● Goal of the exercise
Find the lines that contain the word "from" and copy each one.

(Stored entries)
++++++

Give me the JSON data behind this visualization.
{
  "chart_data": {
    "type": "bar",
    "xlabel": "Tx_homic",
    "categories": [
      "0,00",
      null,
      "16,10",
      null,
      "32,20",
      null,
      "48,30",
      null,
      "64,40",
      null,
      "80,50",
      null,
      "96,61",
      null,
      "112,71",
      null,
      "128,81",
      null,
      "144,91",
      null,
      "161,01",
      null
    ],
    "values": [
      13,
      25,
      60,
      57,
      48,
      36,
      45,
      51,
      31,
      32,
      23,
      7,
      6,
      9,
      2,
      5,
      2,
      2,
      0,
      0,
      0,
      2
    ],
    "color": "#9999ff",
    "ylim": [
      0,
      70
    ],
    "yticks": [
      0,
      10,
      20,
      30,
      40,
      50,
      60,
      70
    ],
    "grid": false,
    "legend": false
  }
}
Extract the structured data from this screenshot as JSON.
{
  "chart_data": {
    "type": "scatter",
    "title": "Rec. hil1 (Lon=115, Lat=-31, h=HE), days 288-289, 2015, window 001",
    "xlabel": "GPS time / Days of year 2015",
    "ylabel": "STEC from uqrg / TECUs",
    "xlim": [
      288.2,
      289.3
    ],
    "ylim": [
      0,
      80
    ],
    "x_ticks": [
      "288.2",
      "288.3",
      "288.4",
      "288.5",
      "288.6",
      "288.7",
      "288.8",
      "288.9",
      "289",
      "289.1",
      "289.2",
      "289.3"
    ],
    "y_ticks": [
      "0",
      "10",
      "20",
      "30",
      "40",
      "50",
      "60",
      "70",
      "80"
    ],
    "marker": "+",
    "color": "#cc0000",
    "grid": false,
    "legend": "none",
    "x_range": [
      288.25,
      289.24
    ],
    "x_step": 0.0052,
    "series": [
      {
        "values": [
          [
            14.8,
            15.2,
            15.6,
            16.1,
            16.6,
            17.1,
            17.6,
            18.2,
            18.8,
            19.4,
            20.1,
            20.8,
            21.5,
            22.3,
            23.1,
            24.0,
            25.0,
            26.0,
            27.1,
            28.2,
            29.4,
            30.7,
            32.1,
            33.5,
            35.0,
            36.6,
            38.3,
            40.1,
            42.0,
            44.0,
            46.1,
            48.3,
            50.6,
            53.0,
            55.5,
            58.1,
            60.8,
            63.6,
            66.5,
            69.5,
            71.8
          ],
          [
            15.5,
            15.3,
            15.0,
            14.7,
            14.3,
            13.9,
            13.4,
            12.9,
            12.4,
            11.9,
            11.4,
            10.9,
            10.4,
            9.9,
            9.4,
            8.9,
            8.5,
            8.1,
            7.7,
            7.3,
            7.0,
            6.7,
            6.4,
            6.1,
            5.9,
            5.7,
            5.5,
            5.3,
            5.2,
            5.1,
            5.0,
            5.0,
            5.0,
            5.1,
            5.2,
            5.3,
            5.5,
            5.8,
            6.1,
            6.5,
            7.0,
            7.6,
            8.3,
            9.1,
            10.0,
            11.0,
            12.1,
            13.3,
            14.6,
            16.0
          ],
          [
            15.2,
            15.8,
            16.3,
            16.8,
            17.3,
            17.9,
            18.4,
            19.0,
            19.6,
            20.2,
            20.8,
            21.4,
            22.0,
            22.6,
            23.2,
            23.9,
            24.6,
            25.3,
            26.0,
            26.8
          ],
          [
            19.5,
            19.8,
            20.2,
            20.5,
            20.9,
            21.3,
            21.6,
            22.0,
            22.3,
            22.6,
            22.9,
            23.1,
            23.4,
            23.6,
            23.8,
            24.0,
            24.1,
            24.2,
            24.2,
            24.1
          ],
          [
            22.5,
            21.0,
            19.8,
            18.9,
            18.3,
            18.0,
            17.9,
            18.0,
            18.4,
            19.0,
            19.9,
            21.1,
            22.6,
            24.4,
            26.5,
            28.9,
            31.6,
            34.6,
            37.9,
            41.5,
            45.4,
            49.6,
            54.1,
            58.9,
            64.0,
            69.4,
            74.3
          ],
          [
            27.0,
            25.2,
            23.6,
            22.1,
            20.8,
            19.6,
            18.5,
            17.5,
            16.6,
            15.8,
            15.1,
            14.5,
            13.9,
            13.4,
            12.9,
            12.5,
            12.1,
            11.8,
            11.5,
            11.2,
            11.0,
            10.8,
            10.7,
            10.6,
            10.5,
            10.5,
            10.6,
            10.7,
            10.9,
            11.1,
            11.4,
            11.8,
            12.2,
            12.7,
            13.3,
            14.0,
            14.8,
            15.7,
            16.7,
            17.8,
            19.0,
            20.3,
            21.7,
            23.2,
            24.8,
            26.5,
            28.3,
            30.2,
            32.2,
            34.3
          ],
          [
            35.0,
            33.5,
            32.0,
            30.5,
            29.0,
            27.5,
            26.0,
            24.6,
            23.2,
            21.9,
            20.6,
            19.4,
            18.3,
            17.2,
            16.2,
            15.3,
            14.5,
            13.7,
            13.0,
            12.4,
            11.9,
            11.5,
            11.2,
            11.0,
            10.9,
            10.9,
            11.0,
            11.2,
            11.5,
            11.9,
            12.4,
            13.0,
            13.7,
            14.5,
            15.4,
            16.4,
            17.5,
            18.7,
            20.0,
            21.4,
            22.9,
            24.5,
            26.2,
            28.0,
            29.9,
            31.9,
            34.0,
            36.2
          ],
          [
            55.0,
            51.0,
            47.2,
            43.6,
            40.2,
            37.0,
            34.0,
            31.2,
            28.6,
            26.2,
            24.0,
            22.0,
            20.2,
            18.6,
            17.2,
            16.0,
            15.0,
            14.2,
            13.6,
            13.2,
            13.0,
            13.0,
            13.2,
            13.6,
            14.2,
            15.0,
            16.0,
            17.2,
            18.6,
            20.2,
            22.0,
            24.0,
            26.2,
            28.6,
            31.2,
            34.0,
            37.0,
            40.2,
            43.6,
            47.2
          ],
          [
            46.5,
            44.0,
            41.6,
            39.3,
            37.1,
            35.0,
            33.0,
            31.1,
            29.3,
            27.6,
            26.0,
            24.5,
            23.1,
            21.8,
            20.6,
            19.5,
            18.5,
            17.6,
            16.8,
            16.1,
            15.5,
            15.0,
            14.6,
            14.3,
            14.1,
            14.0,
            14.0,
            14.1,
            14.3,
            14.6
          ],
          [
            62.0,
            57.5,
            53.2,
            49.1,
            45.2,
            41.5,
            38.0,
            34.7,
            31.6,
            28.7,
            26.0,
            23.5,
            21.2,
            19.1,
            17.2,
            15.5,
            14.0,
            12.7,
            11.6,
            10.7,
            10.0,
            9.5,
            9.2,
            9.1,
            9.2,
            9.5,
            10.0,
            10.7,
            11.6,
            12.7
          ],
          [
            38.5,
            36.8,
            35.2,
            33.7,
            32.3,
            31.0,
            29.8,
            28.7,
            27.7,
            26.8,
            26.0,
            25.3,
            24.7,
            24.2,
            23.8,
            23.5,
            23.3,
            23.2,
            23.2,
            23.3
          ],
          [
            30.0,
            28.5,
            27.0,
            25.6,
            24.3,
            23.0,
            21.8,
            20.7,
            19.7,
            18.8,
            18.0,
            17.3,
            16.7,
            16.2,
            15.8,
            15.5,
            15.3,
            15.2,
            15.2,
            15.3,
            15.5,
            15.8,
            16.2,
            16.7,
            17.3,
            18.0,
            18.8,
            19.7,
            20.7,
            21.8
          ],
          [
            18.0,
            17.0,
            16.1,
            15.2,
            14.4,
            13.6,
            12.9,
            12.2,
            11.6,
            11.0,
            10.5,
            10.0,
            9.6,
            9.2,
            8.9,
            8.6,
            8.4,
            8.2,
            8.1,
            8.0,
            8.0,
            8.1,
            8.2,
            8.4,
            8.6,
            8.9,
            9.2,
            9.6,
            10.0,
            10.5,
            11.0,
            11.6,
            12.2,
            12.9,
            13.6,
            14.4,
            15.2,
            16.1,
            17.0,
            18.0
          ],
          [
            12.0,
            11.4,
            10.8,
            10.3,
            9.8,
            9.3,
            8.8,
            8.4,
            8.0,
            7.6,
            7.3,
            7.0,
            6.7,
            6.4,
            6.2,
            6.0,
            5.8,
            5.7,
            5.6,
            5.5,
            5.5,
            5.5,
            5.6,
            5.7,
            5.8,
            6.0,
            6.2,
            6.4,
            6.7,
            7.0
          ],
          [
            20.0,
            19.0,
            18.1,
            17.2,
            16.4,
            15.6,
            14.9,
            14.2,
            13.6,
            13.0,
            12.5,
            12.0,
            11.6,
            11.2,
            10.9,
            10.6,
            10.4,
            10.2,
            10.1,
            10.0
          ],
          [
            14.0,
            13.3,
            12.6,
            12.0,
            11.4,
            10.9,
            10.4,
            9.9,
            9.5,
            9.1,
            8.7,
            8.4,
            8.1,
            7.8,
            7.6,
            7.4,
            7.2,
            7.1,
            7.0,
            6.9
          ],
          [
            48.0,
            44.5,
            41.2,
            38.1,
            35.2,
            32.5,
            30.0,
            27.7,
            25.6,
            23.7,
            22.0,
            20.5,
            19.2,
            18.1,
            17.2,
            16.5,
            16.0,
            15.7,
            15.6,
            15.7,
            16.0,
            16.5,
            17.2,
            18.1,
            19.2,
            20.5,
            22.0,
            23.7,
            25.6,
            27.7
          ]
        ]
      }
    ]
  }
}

++++++

● Task response
Extract the structured data from this screenshot as JSON.
    "ylabel": "STEC from uqrg / TECUs",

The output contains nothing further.